Chart and figure data
+++++

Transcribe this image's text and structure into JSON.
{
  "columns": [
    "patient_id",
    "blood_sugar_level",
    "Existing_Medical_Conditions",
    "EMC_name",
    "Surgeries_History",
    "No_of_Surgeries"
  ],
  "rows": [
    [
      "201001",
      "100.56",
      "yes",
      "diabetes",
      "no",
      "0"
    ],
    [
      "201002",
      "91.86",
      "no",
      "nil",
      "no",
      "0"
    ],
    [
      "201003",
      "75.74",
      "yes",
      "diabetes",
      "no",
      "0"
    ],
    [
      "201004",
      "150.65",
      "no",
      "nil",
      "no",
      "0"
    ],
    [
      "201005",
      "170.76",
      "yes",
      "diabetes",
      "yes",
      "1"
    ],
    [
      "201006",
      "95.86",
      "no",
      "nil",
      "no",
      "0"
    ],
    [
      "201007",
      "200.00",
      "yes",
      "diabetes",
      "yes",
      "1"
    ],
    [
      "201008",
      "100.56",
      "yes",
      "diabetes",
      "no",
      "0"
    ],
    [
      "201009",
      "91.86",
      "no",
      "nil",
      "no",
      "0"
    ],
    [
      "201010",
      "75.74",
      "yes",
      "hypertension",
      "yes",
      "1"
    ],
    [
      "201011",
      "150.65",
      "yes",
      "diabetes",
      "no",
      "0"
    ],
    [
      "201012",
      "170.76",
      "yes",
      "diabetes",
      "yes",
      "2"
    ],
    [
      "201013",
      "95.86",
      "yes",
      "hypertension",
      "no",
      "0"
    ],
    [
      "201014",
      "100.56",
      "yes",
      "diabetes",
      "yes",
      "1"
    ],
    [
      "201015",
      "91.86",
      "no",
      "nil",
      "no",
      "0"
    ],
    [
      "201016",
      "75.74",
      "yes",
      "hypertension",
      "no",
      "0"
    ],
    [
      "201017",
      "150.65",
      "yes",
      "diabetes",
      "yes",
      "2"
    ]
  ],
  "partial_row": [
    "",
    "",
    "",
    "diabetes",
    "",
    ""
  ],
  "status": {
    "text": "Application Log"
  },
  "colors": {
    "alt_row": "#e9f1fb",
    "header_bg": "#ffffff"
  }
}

+++++

» **What you need to do**
Only a number is wanted: how many lines of the material above hold "text"?

» **Solution for this problem**
2